### What needs to be done
Each line that holds the word "selected" should be returned.
[BEGIN Provided records]
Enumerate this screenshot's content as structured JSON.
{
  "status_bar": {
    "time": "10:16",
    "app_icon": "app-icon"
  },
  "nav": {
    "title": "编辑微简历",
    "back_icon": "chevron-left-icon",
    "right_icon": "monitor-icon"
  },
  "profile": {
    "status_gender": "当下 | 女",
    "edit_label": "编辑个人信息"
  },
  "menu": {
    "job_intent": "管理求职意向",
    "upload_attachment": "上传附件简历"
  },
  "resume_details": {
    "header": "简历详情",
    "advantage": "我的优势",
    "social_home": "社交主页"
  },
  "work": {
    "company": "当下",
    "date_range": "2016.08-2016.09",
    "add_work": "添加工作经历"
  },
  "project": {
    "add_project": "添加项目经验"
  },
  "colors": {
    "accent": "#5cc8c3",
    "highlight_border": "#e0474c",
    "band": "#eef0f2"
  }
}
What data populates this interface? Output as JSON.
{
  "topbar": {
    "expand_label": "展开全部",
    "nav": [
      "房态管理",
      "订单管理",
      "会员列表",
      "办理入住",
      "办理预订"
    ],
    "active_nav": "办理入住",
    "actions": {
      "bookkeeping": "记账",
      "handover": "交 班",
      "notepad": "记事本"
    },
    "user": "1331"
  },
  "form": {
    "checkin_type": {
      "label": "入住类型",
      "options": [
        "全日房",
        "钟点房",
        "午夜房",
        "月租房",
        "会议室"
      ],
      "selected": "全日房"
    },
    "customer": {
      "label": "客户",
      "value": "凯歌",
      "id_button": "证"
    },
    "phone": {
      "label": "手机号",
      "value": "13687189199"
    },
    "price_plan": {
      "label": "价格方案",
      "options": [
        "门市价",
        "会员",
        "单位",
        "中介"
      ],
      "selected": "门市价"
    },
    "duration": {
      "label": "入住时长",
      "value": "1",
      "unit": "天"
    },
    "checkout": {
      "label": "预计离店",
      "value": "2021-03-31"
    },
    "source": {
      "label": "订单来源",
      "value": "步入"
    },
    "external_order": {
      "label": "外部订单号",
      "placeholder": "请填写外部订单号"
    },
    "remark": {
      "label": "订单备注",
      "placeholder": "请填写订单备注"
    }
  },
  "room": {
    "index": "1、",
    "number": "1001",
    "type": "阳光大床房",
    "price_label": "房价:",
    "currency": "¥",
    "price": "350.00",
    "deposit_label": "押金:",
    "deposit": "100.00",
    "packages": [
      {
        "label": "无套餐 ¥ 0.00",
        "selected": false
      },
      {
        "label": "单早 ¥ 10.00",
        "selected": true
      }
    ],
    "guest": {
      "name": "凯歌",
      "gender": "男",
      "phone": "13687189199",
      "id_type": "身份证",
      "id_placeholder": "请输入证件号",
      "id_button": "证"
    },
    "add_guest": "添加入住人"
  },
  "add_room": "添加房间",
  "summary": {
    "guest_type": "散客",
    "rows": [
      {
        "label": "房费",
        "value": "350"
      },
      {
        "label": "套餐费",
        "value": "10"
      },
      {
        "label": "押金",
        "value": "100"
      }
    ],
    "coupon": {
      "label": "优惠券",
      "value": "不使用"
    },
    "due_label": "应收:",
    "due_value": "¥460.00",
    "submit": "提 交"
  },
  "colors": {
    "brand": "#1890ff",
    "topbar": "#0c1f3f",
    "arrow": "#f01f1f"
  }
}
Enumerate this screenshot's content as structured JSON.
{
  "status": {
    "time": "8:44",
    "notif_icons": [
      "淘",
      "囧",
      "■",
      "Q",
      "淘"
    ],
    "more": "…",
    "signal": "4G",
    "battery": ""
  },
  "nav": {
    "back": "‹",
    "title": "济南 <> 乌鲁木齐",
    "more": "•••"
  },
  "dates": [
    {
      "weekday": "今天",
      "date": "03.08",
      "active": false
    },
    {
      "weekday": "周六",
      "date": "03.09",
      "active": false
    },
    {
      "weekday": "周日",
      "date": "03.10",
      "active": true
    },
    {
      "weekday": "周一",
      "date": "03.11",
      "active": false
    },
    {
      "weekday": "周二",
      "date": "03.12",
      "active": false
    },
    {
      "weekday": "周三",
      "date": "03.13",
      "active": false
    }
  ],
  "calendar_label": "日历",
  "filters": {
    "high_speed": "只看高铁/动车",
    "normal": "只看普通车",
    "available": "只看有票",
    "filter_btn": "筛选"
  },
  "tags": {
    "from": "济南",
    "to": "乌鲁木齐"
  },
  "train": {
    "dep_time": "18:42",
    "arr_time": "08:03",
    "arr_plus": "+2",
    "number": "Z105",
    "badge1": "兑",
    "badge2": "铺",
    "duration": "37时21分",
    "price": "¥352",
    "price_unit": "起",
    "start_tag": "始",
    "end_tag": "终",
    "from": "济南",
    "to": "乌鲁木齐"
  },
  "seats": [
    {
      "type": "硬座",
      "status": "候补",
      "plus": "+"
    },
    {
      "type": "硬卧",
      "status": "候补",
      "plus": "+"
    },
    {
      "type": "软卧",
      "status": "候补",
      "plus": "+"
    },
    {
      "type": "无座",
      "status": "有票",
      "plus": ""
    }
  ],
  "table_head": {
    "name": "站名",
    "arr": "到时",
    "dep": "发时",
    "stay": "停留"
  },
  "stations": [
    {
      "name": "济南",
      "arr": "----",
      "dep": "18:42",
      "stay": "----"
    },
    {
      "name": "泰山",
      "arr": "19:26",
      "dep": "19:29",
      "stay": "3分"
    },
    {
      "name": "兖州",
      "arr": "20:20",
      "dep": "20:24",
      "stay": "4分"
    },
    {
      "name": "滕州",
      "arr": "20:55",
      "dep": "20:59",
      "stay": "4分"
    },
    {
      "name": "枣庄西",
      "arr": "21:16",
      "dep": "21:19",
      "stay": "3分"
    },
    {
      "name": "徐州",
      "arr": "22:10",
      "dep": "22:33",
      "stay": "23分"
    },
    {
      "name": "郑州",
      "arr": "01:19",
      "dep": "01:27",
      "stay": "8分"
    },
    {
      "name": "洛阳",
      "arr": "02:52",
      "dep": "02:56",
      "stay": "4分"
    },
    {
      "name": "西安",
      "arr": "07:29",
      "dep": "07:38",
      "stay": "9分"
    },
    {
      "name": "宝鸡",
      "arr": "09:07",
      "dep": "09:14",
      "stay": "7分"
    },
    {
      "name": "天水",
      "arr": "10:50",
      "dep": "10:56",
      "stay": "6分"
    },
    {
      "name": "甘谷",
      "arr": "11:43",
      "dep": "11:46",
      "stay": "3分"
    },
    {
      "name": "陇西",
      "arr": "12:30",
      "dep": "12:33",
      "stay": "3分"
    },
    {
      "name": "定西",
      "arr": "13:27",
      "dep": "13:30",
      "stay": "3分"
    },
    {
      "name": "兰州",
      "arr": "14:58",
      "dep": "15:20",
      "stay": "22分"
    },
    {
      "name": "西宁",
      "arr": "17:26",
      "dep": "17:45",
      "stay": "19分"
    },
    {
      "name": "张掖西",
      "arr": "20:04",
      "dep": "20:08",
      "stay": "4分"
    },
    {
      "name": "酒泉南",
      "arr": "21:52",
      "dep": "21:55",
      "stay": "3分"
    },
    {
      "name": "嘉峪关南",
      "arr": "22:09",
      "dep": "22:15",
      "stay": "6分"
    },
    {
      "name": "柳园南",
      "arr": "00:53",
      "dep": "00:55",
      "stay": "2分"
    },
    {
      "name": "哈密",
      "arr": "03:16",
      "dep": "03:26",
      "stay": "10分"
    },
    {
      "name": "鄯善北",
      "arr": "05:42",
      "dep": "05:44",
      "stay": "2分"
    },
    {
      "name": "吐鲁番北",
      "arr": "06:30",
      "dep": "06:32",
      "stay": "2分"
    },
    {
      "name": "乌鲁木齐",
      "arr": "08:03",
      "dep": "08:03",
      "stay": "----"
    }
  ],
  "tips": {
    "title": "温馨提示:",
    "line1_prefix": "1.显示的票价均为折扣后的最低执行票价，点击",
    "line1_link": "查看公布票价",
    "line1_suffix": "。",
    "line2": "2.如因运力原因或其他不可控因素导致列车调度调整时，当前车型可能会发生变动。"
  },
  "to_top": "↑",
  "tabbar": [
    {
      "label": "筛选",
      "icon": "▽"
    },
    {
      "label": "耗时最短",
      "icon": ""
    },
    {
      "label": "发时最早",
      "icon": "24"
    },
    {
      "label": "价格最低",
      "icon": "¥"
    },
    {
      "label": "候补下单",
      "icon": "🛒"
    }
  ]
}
[END Provided records]
### Solution to the exercise
      "selected": "全日房"
      "selected": "门市价"
        "selected": false
        "selected": true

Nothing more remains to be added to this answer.